**Source extract:**
****************************************

Ralph Kramden never ‘won out. ’ His schemes always failed. He never defeated the opposition. There were episodes where Ralph faced devious opponents, and he himself, (the hero) always lost in the end. It is possible that Ralphs constant get rich schemes could have somehow made him a part of the devious society. Looking at it that way would negate him being the hero, and make some sense as to why he never succeeded. Another reason that Ralph may have never succeeded could be the Self-Fulfilling Prophecy. This simply states that we believe what others say about ourselves.
Ralph often referred to himself as a ‘loser,’ and a ‘failure. ’ In episode 26 entitled ‘Young Man With A Horn,’ Ed brought him an application for a new higher paying job and Ralph said: “What’s the sense in trying? ” Ed Norton Ed Norton was Ralphs best friend. He lived happily upstairs with his wife Trixie. Ed worked in the sewer. Although he had a fun loving personality, one could tell that he was somewhat ashamed of what he did for a living. In episode 27 entitled: ‘Head of the House,’ during an interview with a reporter, Ed said he was: “An engineer, in subterranean sanitation.

****************************************

**Provided data:**
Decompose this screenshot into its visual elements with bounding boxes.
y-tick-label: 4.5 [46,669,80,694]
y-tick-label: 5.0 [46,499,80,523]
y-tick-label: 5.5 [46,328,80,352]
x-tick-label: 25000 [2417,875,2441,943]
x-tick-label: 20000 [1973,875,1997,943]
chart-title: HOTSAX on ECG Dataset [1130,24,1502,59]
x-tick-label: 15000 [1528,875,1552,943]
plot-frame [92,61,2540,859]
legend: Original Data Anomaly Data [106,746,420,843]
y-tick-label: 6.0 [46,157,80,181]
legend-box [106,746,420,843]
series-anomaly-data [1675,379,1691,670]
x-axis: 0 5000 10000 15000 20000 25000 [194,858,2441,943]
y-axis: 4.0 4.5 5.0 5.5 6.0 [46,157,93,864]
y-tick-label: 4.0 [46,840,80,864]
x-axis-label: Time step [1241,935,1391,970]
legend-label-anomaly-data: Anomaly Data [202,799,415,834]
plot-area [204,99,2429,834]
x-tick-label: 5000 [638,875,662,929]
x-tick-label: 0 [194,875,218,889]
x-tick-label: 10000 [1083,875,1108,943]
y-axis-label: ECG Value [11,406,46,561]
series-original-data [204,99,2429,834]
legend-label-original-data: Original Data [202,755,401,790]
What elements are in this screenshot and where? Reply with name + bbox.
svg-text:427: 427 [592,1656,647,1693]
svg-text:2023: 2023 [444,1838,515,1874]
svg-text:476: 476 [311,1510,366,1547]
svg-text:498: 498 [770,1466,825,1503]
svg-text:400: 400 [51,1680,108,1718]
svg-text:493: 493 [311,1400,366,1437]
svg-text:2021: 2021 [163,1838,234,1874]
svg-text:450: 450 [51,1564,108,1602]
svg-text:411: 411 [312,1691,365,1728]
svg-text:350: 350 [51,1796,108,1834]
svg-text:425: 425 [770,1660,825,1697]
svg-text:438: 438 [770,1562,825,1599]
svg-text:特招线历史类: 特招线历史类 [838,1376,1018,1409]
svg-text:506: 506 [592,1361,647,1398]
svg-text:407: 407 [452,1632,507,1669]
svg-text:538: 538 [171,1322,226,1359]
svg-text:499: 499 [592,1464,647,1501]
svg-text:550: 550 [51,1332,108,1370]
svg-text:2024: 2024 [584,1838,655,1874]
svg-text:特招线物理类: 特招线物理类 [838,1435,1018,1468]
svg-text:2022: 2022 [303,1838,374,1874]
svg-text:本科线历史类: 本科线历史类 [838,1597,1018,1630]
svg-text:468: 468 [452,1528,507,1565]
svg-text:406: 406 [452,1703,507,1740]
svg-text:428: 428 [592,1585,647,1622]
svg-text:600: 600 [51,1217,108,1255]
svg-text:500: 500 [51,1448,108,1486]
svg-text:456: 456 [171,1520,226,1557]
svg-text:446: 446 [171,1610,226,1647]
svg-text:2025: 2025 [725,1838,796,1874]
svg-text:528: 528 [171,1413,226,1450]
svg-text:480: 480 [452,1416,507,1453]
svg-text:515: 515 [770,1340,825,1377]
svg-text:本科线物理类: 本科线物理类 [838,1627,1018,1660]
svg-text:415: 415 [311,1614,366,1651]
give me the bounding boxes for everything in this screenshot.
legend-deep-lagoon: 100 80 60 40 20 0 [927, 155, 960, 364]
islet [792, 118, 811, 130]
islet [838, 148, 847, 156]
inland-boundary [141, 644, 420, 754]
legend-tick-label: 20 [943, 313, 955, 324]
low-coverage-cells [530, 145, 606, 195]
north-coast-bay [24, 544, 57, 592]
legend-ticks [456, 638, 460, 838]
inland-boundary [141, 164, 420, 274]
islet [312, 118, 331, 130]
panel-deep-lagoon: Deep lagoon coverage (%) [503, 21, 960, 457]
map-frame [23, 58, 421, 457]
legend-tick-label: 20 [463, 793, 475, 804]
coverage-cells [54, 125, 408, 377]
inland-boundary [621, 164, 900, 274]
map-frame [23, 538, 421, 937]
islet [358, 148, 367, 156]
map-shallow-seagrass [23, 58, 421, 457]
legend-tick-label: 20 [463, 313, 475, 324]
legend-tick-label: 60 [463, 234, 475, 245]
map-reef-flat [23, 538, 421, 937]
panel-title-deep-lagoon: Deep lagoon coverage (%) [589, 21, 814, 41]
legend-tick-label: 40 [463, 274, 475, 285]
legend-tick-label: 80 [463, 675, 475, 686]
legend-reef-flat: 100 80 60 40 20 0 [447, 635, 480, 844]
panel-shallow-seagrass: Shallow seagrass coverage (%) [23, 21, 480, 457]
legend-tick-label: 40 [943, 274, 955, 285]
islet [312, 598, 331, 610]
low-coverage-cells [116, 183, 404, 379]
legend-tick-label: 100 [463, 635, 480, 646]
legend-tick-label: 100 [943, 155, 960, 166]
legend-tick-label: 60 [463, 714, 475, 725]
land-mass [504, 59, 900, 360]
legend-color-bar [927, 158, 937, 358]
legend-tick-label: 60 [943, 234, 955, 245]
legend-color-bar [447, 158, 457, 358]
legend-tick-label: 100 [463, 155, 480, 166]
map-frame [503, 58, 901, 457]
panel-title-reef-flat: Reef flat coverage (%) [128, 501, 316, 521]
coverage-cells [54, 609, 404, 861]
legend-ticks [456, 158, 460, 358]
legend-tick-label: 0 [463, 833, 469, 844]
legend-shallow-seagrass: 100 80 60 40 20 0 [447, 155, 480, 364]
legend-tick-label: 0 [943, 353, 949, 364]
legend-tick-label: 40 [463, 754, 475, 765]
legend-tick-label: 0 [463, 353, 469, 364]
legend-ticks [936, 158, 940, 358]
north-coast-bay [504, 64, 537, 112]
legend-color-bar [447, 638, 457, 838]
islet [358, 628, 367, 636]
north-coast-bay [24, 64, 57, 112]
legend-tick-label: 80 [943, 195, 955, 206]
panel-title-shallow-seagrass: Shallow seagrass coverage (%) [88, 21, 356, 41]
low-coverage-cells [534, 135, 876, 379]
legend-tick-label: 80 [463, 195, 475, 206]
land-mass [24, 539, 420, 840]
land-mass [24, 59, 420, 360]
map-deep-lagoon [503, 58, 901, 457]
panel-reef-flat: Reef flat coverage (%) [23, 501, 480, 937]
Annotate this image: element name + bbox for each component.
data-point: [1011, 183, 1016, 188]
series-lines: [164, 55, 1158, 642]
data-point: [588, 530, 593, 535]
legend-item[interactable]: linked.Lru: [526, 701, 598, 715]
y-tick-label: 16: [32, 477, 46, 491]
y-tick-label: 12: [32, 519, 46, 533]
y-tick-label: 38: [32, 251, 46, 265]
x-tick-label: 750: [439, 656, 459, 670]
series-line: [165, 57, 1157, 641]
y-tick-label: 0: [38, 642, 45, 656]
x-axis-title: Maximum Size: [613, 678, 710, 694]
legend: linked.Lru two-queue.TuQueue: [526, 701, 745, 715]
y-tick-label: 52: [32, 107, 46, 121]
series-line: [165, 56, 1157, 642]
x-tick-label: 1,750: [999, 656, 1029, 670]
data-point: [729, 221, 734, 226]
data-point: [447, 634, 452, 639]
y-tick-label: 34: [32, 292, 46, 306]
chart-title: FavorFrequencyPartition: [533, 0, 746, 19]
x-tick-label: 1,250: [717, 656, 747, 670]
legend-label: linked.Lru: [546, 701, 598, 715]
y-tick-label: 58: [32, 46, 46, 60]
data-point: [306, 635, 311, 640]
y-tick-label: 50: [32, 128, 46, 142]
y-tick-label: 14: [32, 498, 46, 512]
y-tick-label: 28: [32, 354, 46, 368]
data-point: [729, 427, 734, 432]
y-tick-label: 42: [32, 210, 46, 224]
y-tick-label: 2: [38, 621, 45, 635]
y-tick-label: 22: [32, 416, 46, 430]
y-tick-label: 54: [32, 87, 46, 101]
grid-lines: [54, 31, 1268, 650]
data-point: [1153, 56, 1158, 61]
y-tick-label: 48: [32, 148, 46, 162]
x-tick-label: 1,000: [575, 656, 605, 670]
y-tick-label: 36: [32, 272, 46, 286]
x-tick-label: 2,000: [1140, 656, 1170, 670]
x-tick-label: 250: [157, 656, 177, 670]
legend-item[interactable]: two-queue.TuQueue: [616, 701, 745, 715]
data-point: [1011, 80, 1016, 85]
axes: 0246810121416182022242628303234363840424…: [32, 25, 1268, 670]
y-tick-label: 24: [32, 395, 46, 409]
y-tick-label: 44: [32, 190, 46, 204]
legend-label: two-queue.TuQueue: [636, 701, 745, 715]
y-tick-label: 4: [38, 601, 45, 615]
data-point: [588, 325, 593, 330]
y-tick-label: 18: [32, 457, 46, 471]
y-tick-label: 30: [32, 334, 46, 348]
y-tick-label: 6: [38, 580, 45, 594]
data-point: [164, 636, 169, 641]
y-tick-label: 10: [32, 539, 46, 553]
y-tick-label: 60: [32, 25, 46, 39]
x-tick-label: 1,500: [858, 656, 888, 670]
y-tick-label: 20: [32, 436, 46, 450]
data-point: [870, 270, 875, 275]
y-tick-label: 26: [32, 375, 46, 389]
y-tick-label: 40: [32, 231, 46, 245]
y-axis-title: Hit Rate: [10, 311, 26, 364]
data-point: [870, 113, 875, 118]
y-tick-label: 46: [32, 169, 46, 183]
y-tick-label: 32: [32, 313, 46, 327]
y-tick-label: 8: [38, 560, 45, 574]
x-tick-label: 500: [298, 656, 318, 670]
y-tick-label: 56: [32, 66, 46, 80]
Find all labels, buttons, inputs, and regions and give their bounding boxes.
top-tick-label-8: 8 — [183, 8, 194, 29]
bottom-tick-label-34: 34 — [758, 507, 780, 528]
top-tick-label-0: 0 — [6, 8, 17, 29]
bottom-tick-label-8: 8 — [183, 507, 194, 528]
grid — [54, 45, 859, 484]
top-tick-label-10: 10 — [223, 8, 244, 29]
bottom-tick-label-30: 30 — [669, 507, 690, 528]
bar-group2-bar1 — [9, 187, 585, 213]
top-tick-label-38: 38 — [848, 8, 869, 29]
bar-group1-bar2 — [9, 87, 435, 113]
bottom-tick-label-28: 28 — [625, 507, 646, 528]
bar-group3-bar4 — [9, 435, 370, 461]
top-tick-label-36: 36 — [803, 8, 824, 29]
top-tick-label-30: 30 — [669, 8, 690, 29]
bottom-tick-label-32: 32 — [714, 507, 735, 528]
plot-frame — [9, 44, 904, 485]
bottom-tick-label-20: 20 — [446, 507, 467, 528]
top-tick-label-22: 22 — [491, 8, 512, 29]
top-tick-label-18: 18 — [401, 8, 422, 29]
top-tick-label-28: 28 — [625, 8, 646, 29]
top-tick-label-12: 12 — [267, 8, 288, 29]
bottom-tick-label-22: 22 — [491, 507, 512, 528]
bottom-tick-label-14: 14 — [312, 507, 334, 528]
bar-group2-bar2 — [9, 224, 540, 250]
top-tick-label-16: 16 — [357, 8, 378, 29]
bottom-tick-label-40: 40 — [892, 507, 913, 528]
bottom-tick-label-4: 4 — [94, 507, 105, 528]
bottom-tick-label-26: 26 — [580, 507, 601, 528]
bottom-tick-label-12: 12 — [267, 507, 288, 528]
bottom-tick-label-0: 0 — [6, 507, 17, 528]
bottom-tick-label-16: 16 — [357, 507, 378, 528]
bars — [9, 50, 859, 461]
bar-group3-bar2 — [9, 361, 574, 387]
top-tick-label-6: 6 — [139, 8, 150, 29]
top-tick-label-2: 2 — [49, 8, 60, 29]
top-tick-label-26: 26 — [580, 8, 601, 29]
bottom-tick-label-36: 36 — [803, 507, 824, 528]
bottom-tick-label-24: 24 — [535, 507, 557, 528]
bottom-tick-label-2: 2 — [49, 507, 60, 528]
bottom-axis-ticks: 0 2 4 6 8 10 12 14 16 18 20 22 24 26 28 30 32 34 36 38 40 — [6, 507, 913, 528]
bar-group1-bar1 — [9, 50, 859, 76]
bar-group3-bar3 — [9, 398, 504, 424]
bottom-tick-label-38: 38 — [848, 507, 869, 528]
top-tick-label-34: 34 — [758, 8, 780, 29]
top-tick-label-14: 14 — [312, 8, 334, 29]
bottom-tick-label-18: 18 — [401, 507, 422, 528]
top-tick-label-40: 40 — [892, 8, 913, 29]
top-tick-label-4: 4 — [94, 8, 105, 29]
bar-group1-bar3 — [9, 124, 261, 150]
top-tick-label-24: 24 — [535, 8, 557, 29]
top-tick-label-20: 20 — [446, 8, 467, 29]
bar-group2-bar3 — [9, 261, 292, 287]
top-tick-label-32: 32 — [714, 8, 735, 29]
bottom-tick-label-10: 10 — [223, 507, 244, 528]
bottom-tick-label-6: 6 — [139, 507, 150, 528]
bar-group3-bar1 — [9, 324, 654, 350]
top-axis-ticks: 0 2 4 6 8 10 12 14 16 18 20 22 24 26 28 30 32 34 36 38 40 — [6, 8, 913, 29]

****************************************

**Stated task:**
Retype the whole passage about Ralph Kramden and Ed Norton word for word, keeping its punctuation unchanged.

**Response:**
Ralph Kramden never ‘won out. ’ His schemes always failed. He never defeated the opposition. There were episodes where Ralph faced devious opponents, and he himself, (the hero) always lost in the end. It is possible that Ralphs constant get rich schemes could have somehow made him a part of the devious society. Looking at it that way would negate him being the hero, and make some sense as to why he never succeeded. Another reason that Ralph may have never succeeded could be the Self-Fulfilling Prophecy. This simply states that we believe what others say about ourselves.
Ralph often referred to himself as a ‘loser,’ and a ‘failure. ’ In episode 26 entitled ‘Young Man With A Horn,’ Ed brought him an application for a new higher paying job and Ralph said: “What’s the sense in trying? ” Ed Norton Ed Norton was Ralphs best friend. He lived happily upstairs with his wife Trixie. Ed worked in the sewer. Although he had a fun loving personality, one could tell that he was somewhat ashamed of what he did for a living. In episode 27 entitled: ‘Head of the House,’ during an interview with a reporter, Ed said he was: “An engineer, in subterranean sanitation.